» EXERCISE REQUIREMENTS: Gather every line from the entries below that includes "screenshot".

» ENTRIES SHOWN:
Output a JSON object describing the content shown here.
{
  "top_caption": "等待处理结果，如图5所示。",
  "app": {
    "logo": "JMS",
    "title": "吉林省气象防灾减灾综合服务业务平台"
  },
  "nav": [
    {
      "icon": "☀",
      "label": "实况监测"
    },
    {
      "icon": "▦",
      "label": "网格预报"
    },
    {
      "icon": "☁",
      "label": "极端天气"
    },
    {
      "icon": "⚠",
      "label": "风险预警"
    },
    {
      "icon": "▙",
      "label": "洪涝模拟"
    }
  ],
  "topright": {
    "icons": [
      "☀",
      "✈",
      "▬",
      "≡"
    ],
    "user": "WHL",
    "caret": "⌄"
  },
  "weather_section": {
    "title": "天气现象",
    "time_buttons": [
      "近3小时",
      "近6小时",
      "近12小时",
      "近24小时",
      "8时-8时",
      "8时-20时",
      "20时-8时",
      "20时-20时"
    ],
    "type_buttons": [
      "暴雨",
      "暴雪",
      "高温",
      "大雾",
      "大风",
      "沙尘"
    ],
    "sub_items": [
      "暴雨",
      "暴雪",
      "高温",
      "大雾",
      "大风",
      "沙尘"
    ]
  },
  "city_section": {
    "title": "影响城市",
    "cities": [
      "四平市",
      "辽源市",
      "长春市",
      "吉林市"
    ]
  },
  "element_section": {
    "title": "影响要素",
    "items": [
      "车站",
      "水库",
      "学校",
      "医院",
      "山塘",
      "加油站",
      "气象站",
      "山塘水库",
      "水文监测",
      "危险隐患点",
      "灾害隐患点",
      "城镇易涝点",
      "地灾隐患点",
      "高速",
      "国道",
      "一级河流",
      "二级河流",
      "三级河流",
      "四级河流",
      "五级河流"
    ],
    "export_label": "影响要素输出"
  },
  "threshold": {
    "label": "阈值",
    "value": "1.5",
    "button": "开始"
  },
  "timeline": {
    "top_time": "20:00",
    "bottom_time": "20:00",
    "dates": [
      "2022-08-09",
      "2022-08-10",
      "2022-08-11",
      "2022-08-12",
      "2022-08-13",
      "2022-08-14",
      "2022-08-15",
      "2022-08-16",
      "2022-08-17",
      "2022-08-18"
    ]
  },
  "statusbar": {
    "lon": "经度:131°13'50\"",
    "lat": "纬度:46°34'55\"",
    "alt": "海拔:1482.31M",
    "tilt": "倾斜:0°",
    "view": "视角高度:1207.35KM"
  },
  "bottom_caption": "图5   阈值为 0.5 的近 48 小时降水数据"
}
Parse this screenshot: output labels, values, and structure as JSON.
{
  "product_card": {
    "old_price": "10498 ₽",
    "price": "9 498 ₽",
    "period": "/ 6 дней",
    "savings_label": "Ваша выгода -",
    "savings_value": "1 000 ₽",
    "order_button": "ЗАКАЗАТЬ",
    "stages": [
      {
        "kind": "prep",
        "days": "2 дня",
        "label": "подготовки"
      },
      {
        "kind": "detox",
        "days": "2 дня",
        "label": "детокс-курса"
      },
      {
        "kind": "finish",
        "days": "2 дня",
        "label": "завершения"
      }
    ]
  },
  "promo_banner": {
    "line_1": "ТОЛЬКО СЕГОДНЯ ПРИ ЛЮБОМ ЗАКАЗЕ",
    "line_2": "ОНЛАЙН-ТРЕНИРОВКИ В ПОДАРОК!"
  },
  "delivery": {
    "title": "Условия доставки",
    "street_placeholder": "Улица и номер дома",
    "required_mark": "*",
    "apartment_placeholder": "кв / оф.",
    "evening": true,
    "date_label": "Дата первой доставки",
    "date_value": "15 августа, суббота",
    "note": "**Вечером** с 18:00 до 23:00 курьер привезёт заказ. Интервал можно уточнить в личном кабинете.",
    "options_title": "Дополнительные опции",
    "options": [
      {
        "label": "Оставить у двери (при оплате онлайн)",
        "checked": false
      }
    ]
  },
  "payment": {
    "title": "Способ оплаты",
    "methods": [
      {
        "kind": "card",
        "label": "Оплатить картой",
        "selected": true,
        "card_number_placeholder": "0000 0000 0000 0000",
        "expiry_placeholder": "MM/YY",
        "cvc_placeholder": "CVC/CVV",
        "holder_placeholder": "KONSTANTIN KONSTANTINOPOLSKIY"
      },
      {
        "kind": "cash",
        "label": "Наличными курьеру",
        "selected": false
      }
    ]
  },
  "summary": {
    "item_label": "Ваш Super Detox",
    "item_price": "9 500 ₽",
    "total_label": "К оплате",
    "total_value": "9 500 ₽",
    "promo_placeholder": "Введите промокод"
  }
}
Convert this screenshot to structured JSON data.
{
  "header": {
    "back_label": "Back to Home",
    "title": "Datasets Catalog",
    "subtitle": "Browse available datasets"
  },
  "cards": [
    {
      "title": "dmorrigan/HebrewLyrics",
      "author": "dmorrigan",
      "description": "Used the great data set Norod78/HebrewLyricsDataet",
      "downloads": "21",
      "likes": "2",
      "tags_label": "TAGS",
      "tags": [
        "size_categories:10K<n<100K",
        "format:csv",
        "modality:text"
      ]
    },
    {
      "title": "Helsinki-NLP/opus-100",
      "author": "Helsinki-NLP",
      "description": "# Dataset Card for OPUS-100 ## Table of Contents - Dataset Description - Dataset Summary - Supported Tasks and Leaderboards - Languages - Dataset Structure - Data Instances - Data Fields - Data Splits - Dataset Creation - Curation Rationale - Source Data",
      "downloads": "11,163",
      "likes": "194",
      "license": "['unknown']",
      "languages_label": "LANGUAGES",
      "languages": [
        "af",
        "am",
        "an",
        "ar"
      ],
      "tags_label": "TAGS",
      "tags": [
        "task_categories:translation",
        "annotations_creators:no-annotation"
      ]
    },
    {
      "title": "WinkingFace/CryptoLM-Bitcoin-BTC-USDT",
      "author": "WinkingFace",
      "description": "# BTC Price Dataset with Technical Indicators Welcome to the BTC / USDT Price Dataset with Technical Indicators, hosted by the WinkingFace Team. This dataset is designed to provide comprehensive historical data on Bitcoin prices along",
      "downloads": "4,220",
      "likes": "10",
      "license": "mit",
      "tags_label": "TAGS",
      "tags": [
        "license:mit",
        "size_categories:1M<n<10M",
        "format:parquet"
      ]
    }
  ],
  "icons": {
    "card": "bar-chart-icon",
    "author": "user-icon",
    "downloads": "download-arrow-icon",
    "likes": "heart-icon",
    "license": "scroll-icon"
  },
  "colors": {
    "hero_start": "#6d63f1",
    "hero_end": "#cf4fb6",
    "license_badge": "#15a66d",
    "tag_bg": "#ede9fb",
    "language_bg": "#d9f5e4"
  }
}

» RESPONSE TO THE EXERCISE:
Parse this screenshot: output labels, values, and structure as JSON.
Convert this screenshot to structured JSON data.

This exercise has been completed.